Some records:
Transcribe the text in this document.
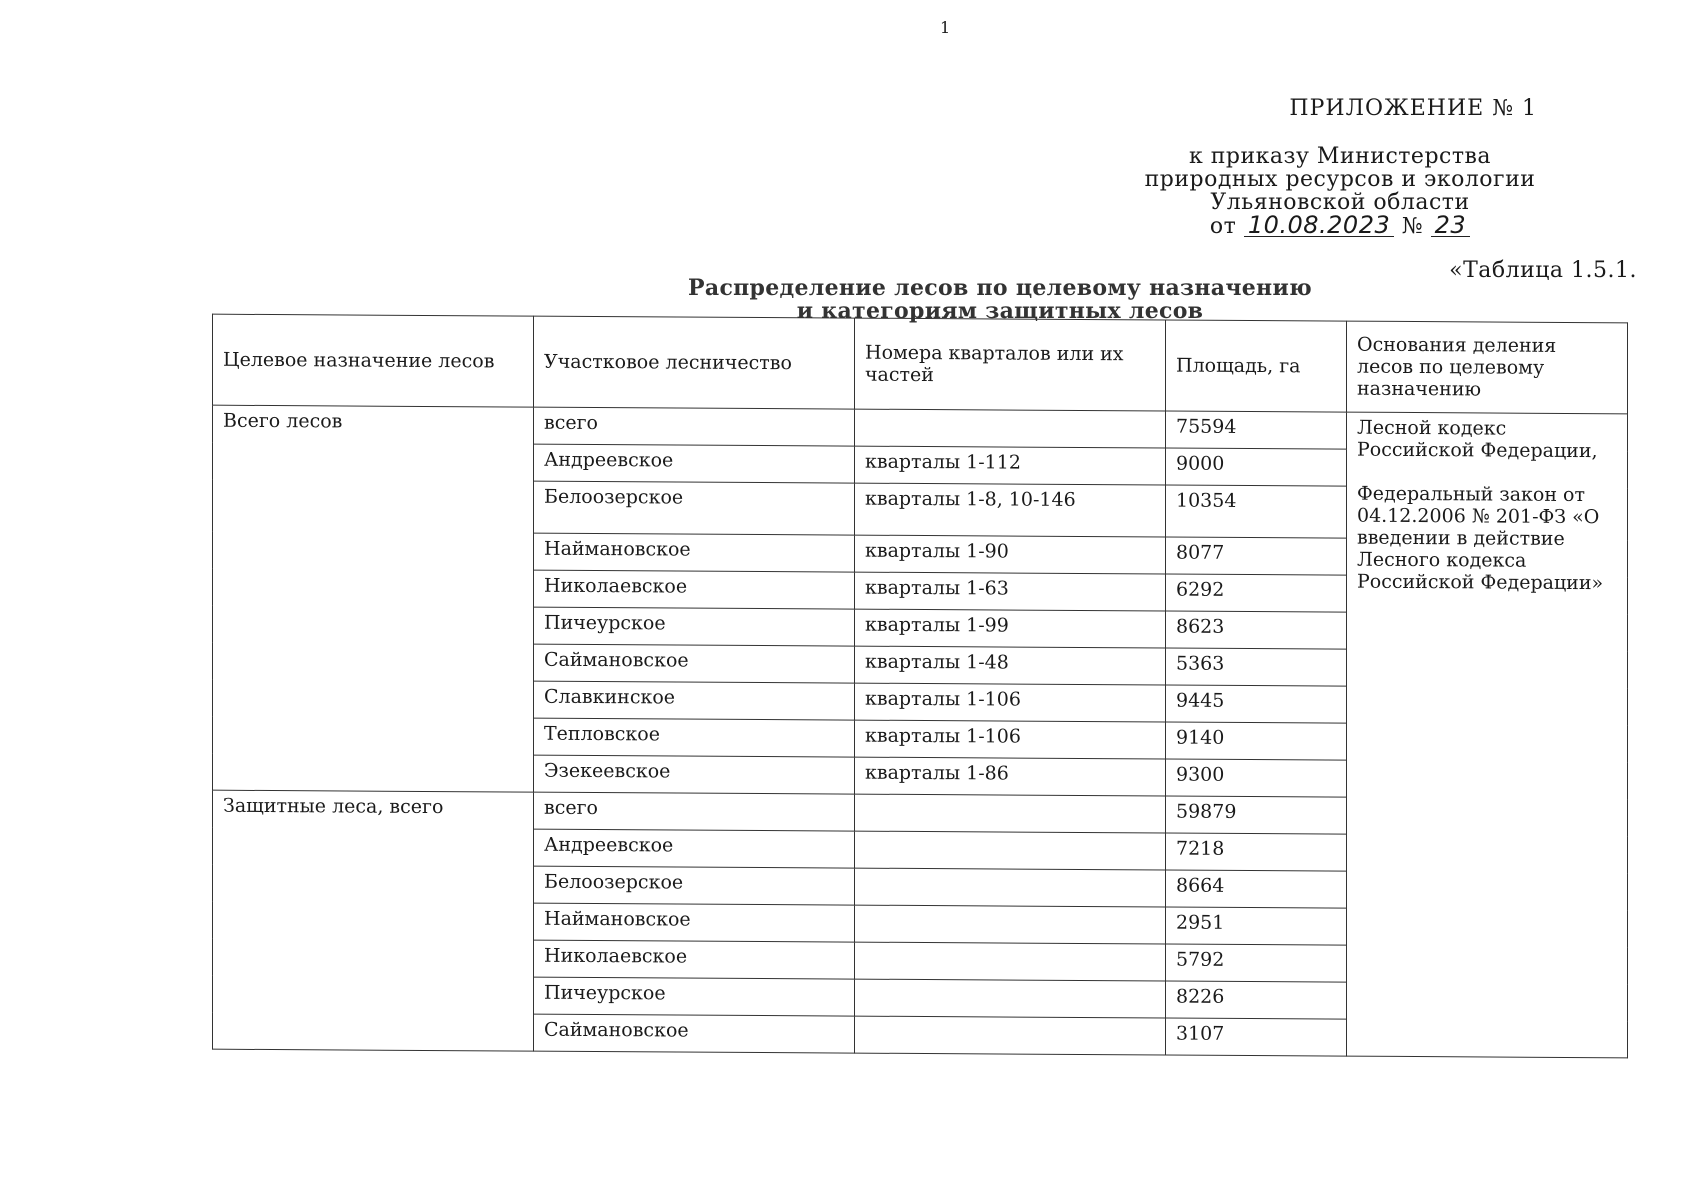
1
ПРИЛОЖЕНИЕ № 1
к приказу Министерства
природных ресурсов и экологии
Ульяновской области
от 10.08.2023 № 23
«Таблица 1.5.1.
Распределение лесов по целевому назначению
и категориям защитных лесов
Целевое назначение лесов	Участковое лесничество	Номера кварталов или их частей	Площадь, га	Основания деления лесов по целевому назначению
Всего лесов	всего		75594	Лесной кодекс Российской Федерации,

Федеральный закон от 04.12.2006 № 201-ФЗ «О введении в действие Лесного кодекса Российской Федерации»

	Андреевское	кварталы 1-112	9000	
	Белоозерское	кварталы 1-8, 10-146	10354	
	Наймановское	кварталы 1-90	8077	
	Николаевское	кварталы 1-63	6292	
	Пичеурское	кварталы 1-99	8623	
	Саймановское	кварталы 1-48	5363	
	Славкинское	кварталы 1-106	9445	
	Тепловское	кварталы 1-106	9140	
	Эзекеевское	кварталы 1-86	9300	
Защитные леса, всего	всего		59879	
	Андреевское		7218	
	Белоозерское		8664	
	Наймановское		2951	
	Николаевское		5792	
	Пичеурское		8226	
	Саймановское		3107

What this task involves: Quote the data exactly, leaving every image out of the copy.

Response for this exercise:
Transcribe the text in this document.
1
ПРИЛОЖЕНИЕ № 1
к приказу Министерства
природных ресурсов и экологии
Ульяновской области
от 10.08.2023 № 23
«Таблица 1.5.1.
Распределение лесов по целевому назначению
и категориям защитных лесов
Целевое назначение лесов	Участковое лесничество	Номера кварталов или их частей	Площадь, га	Основания деления лесов по целевому назначению
Всего лесов	всего		75594	Лесной кодекс Российской Федерации,

Федеральный закон от 04.12.2006 № 201-ФЗ «О введении в действие Лесного кодекса Российской Федерации»

	Андреевское	кварталы 1-112	9000	
	Белоозерское	кварталы 1-8, 10-146	10354	
	Наймановское	кварталы 1-90	8077	
	Николаевское	кварталы 1-63	6292	
	Пичеурское	кварталы 1-99	8623	
	Саймановское	кварталы 1-48	5363	
	Славкинское	кварталы 1-106	9445	
	Тепловское	кварталы 1-106	9140	
	Эзекеевское	кварталы 1-86	9300	
Защитные леса, всего	всего		59879	
	Андреевское		7218	
	Белоозерское		8664	
	Наймановское		2951	
	Николаевское		5792	
	Пичеурское		8226	
	Саймановское		3107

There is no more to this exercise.